> [Directions]
Give back the full material, exactly as it reads.

> [Information shown]
+ + + + + + +

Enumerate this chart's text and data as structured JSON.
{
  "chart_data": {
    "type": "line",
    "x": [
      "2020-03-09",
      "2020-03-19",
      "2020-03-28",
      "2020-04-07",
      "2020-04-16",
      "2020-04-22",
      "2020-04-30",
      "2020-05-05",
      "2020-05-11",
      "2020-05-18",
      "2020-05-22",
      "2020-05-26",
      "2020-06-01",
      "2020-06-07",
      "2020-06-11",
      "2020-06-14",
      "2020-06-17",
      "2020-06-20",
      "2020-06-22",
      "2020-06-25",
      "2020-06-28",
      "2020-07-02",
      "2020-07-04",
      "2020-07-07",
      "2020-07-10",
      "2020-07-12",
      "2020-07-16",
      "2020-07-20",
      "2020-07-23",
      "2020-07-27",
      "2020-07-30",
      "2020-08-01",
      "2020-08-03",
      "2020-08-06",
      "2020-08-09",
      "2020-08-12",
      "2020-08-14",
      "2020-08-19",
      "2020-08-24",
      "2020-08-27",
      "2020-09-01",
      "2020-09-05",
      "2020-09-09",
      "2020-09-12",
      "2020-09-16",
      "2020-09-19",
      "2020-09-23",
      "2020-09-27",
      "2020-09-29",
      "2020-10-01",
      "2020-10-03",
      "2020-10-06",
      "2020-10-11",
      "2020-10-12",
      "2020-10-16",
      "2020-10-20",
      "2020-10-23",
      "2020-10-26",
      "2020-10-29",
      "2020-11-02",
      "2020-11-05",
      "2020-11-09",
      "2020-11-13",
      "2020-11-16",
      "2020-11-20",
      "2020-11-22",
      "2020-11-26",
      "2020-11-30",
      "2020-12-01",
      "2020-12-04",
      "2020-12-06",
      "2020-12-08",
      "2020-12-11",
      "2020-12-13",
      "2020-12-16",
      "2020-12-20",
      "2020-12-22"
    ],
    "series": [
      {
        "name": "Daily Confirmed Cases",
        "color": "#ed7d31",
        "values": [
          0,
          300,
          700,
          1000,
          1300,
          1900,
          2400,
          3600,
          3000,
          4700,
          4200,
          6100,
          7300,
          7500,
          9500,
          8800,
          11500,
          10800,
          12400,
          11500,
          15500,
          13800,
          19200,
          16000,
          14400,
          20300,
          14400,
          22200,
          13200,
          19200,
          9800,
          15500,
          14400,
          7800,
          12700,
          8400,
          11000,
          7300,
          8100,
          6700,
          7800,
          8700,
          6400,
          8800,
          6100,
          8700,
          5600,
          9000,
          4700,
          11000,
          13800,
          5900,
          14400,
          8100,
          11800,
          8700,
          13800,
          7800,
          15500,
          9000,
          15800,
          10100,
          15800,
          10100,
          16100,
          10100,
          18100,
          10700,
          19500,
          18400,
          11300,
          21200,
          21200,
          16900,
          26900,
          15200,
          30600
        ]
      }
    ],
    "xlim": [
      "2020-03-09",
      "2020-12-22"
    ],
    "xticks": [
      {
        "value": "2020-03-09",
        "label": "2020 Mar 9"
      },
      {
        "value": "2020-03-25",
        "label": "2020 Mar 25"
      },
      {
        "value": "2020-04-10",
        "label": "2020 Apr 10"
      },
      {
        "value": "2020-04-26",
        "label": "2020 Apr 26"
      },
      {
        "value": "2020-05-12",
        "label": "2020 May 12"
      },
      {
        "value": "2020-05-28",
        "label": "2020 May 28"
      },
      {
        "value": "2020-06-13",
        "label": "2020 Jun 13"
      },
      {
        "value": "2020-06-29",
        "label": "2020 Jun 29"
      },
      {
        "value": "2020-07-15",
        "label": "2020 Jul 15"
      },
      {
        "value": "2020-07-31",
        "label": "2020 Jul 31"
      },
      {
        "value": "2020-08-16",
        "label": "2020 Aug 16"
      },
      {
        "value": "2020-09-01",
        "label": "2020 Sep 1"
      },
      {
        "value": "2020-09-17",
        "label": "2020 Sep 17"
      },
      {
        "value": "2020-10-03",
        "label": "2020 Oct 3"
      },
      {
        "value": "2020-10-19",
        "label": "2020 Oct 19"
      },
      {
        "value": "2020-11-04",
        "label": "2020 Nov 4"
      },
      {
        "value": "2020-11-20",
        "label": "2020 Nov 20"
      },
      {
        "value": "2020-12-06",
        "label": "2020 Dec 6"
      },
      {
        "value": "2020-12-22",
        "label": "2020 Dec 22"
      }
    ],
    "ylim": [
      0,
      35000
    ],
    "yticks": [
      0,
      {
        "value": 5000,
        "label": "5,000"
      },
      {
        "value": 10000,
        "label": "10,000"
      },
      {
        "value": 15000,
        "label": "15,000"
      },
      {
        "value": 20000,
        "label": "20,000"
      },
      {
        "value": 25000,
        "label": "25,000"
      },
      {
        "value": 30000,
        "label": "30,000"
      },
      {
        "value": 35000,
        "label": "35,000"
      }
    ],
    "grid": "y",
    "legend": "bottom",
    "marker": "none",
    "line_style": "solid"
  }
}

+ + + + + + +

> [Result for this exercise]
Enumerate this chart's text and data as structured JSON.
{
  "chart_data": {
    "type": "line",
    "x": [
      "2020-03-09",
      "2020-03-19",
      "2020-03-28",
      "2020-04-07",
      "2020-04-16",
      "2020-04-22",
      "2020-04-30",
      "2020-05-05",
      "2020-05-11",
      "2020-05-18",
      "2020-05-22",
      "2020-05-26",
      "2020-06-01",
      "2020-06-07",
      "2020-06-11",
      "2020-06-14",
      "2020-06-17",
      "2020-06-20",
      "2020-06-22",
      "2020-06-25",
      "2020-06-28",
      "2020-07-02",
      "2020-07-04",
      "2020-07-07",
      "2020-07-10",
      "2020-07-12",
      "2020-07-16",
      "2020-07-20",
      "2020-07-23",
      "2020-07-27",
      "2020-07-30",
      "2020-08-01",
      "2020-08-03",
      "2020-08-06",
      "2020-08-09",
      "2020-08-12",
      "2020-08-14",
      "2020-08-19",
      "2020-08-24",
      "2020-08-27",
      "2020-09-01",
      "2020-09-05",
      "2020-09-09",
      "2020-09-12",
      "2020-09-16",
      "2020-09-19",
      "2020-09-23",
      "2020-09-27",
      "2020-09-29",
      "2020-10-01",
      "2020-10-03",
      "2020-10-06",
      "2020-10-11",
      "2020-10-12",
      "2020-10-16",
      "2020-10-20",
      "2020-10-23",
      "2020-10-26",
      "2020-10-29",
      "2020-11-02",
      "2020-11-05",
      "2020-11-09",
      "2020-11-13",
      "2020-11-16",
      "2020-11-20",
      "2020-11-22",
      "2020-11-26",
      "2020-11-30",
      "2020-12-01",
      "2020-12-04",
      "2020-12-06",
      "2020-12-08",
      "2020-12-11",
      "2020-12-13",
      "2020-12-16",
      "2020-12-20",
      "2020-12-22"
    ],
    "series": [
      {
        "name": "Daily Confirmed Cases",
        "color": "#ed7d31",
        "values": [
          0,
          300,
          700,
          1000,
          1300,
          1900,
          2400,
          3600,
          3000,
          4700,
          4200,
          6100,
          7300,
          7500,
          9500,
          8800,
          11500,
          10800,
          12400,
          11500,
          15500,
          13800,
          19200,
          16000,
          14400,
          20300,
          14400,
          22200,
          13200,
          19200,
          9800,
          15500,
          14400,
          7800,
          12700,
          8400,
          11000,
          7300,
          8100,
          6700,
          7800,
          8700,
          6400,
          8800,
          6100,
          8700,
          5600,
          9000,
          4700,
          11000,
          13800,
          5900,
          14400,
          8100,
          11800,
          8700,
          13800,
          7800,
          15500,
          9000,
          15800,
          10100,
          15800,
          10100,
          16100,
          10100,
          18100,
          10700,
          19500,
          18400,
          11300,
          21200,
          21200,
          16900,
          26900,
          15200,
          30600
        ]
      }
    ],
    "xlim": [
      "2020-03-09",
      "2020-12-22"
    ],
    "xticks": [
      {
        "value": "2020-03-09",
        "label": "2020 Mar 9"
      },
      {
        "value": "2020-03-25",
        "label": "2020 Mar 25"
      },
      {
        "value": "2020-04-10",
        "label": "2020 Apr 10"
      },
      {
        "value": "2020-04-26",
        "label": "2020 Apr 26"
      },
      {
        "value": "2020-05-12",
        "label": "2020 May 12"
      },
      {
        "value": "2020-05-28",
        "label": "2020 May 28"
      },
      {
        "value": "2020-06-13",
        "label": "2020 Jun 13"
      },
      {
        "value": "2020-06-29",
        "label": "2020 Jun 29"
      },
      {
        "value": "2020-07-15",
        "label": "2020 Jul 15"
      },
      {
        "value": "2020-07-31",
        "label": "2020 Jul 31"
      },
      {
        "value": "2020-08-16",
        "label": "2020 Aug 16"
      },
      {
        "value": "2020-09-01",
        "label": "2020 Sep 1"
      },
      {
        "value": "2020-09-17",
        "label": "2020 Sep 17"
      },
      {
        "value": "2020-10-03",
        "label": "2020 Oct 3"
      },
      {
        "value": "2020-10-19",
        "label": "2020 Oct 19"
      },
      {
        "value": "2020-11-04",
        "label": "2020 Nov 4"
      },
      {
        "value": "2020-11-20",
        "label": "2020 Nov 20"
      },
      {
        "value": "2020-12-06",
        "label": "2020 Dec 6"
      },
      {
        "value": "2020-12-22",
        "label": "2020 Dec 22"
      }
    ],
    "ylim": [
      0,
      35000
    ],
    "yticks": [
      0,
      {
        "value": 5000,
        "label": "5,000"
      },
      {
        "value": 10000,
        "label": "10,000"
      },
      {
        "value": 15000,
        "label": "15,000"
      },
      {
        "value": 20000,
        "label": "20,000"
      },
      {
        "value": 25000,
        "label": "25,000"
      },
      {
        "value": 30000,
        "label": "30,000"
      },
      {
        "value": 35000,
        "label": "35,000"
      }
    ],
    "grid": "y",
    "legend": "bottom",
    "marker": "none",
    "line_style": "solid"
  }
}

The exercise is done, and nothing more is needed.